* EXERCISE DIRECTIONS *
Leave out the pictures and copy the remaining records exactly.

Figure content listings:
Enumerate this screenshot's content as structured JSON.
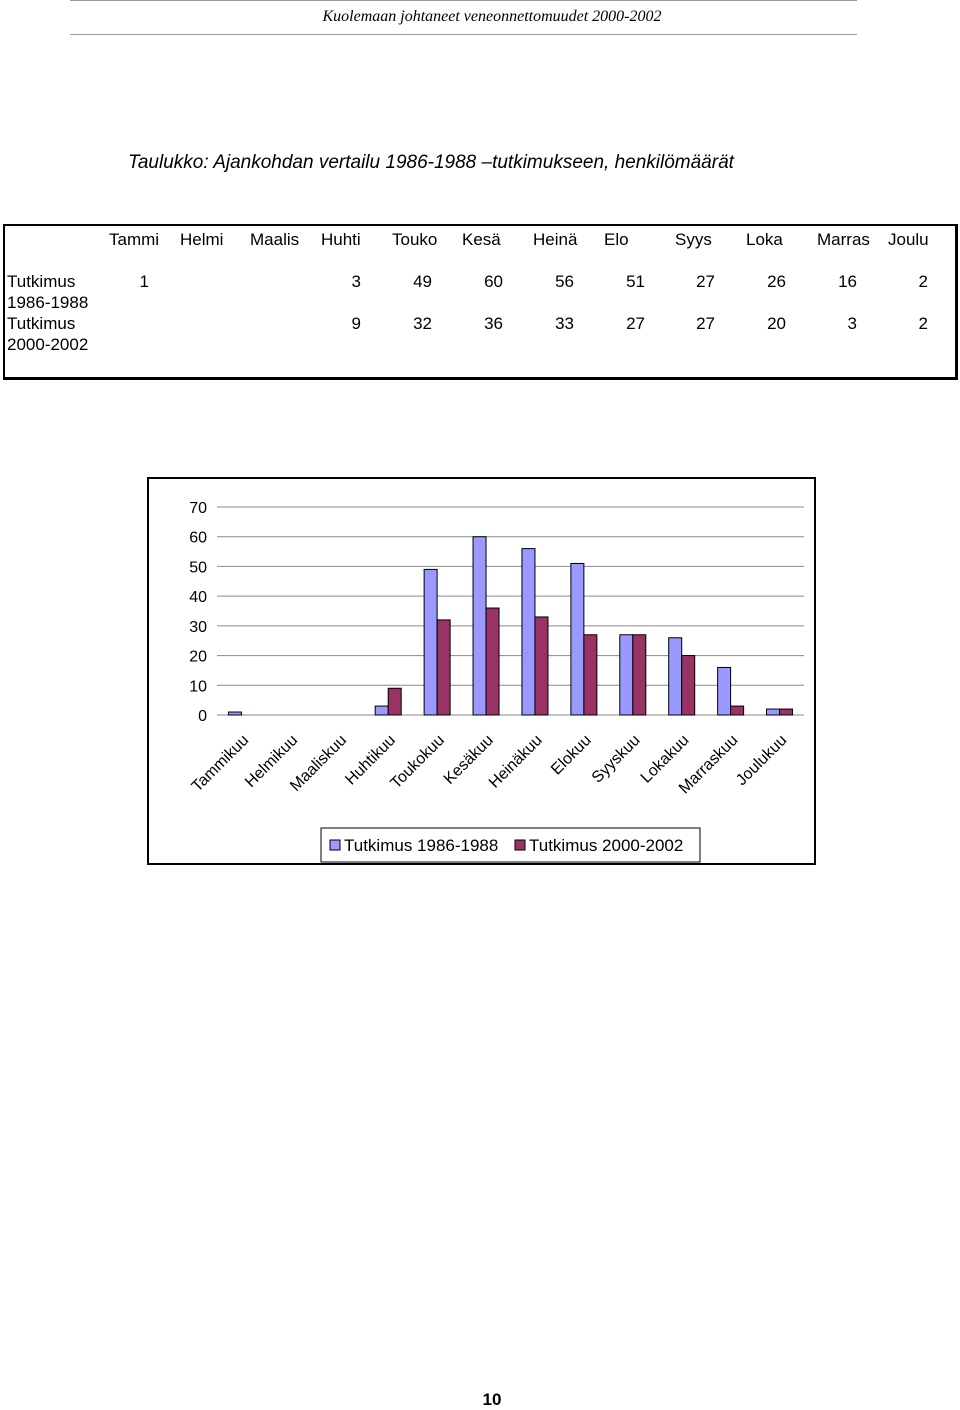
{
  "header": {
    "running_title": "Kuolemaan johtaneet veneonnettomuudet 2000-2002"
  },
  "caption": "Taulukko: Ajankohdan vertailu 1986-1988 –tutkimukseen, henkilömäärät",
  "table": {
    "columns": [
      "Tammi",
      "Helmi",
      "Maalis",
      "Huhti",
      "Touko",
      "Kesä",
      "Heinä",
      "Elo",
      "Syys",
      "Loka",
      "Marras",
      "Joulu"
    ],
    "rows": [
      {
        "label_line1": "Tutkimus",
        "label_line2": "1986-1988",
        "values": [
          "1",
          "",
          "",
          "3",
          "49",
          "60",
          "56",
          "51",
          "27",
          "26",
          "16",
          "2"
        ]
      },
      {
        "label_line1": "Tutkimus",
        "label_line2": "2000-2002",
        "values": [
          "",
          "",
          "",
          "9",
          "32",
          "36",
          "33",
          "27",
          "27",
          "20",
          "3",
          "2"
        ]
      }
    ]
  },
  "chart_data": {
    "type": "bar",
    "categories": [
      "Tammikuu",
      "Helmikuu",
      "Maaliskuu",
      "Huhtikuu",
      "Toukokuu",
      "Kesäkuu",
      "Heinäkuu",
      "Elokuu",
      "Syyskuu",
      "Lokakuu",
      "Marraskuu",
      "Joulukuu"
    ],
    "series": [
      {
        "name": "Tutkimus 1986-1988",
        "color": "#9999FF",
        "values": [
          1,
          0,
          0,
          3,
          49,
          60,
          56,
          51,
          27,
          26,
          16,
          2
        ]
      },
      {
        "name": "Tutkimus 2000-2002",
        "color": "#993366",
        "values": [
          0,
          0,
          0,
          9,
          32,
          36,
          33,
          27,
          27,
          20,
          3,
          2
        ]
      }
    ],
    "ylim": [
      0,
      70
    ],
    "yticks": [
      "0",
      "10",
      "20",
      "30",
      "40",
      "50",
      "60",
      "70"
    ],
    "grid": true,
    "legend": "bottom"
  },
  "footer": {
    "page_number": "10"
  }
}
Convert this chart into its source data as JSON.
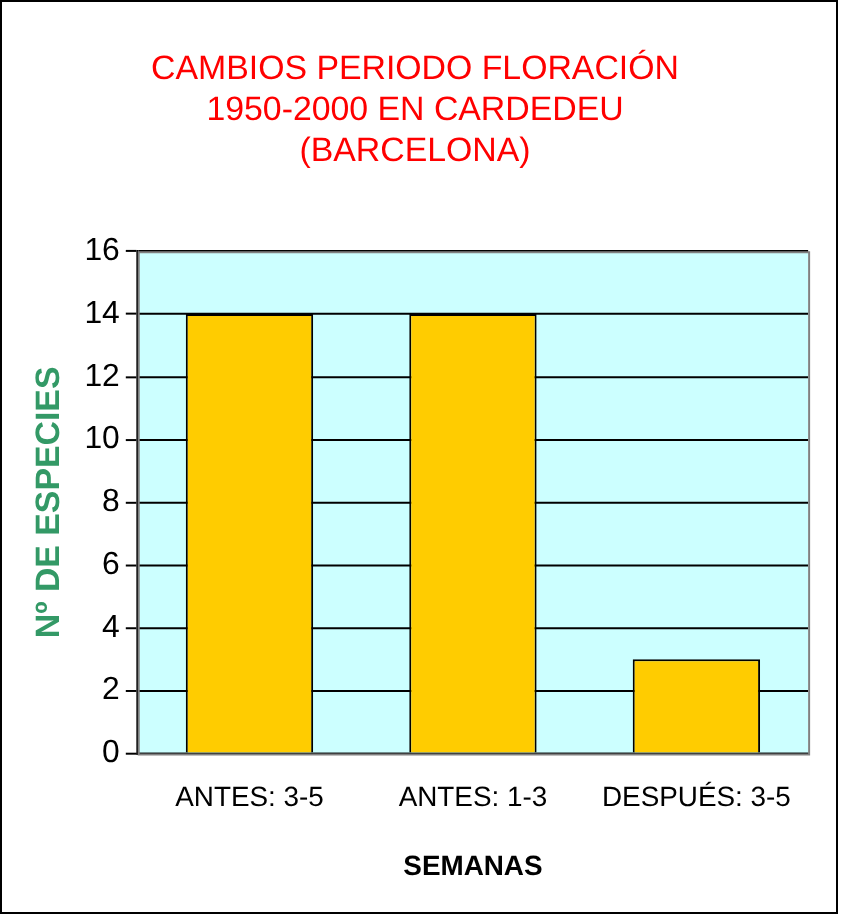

* COMPLETED EXERCISE *
Enumerate this screenshot's content as structured JSON.
{
  "header": {
    "running_title": "Kuolemaan johtaneet veneonnettomuudet 2000-2002"
  },
  "caption": "Taulukko: Ajankohdan vertailu 1986-1988 –tutkimukseen, henkilömäärät",
  "table": {
    "columns": [
      "Tammi",
      "Helmi",
      "Maalis",
      "Huhti",
      "Touko",
      "Kesä",
      "Heinä",
      "Elo",
      "Syys",
      "Loka",
      "Marras",
      "Joulu"
    ],
    "rows": [
      {
        "label_line1": "Tutkimus",
        "label_line2": "1986-1988",
        "values": [
          "1",
          "",
          "",
          "3",
          "49",
          "60",
          "56",
          "51",
          "27",
          "26",
          "16",
          "2"
        ]
      },
      {
        "label_line1": "Tutkimus",
        "label_line2": "2000-2002",
        "values": [
          "",
          "",
          "",
          "9",
          "32",
          "36",
          "33",
          "27",
          "27",
          "20",
          "3",
          "2"
        ]
      }
    ]
  },
  "chart_data": {
    "type": "bar",
    "categories": [
      "Tammikuu",
      "Helmikuu",
      "Maaliskuu",
      "Huhtikuu",
      "Toukokuu",
      "Kesäkuu",
      "Heinäkuu",
      "Elokuu",
      "Syyskuu",
      "Lokakuu",
      "Marraskuu",
      "Joulukuu"
    ],
    "series": [
      {
        "name": "Tutkimus 1986-1988",
        "color": "#9999FF",
        "values": [
          1,
          0,
          0,
          3,
          49,
          60,
          56,
          51,
          27,
          26,
          16,
          2
        ]
      },
      {
        "name": "Tutkimus 2000-2002",
        "color": "#993366",
        "values": [
          0,
          0,
          0,
          9,
          32,
          36,
          33,
          27,
          27,
          20,
          3,
          2
        ]
      }
    ],
    "ylim": [
      0,
      70
    ],
    "yticks": [
      "0",
      "10",
      "20",
      "30",
      "40",
      "50",
      "60",
      "70"
    ],
    "grid": true,
    "legend": "bottom"
  },
  "footer": {
    "page_number": "10"
  }
}
Convert this chart into its source data as JSON.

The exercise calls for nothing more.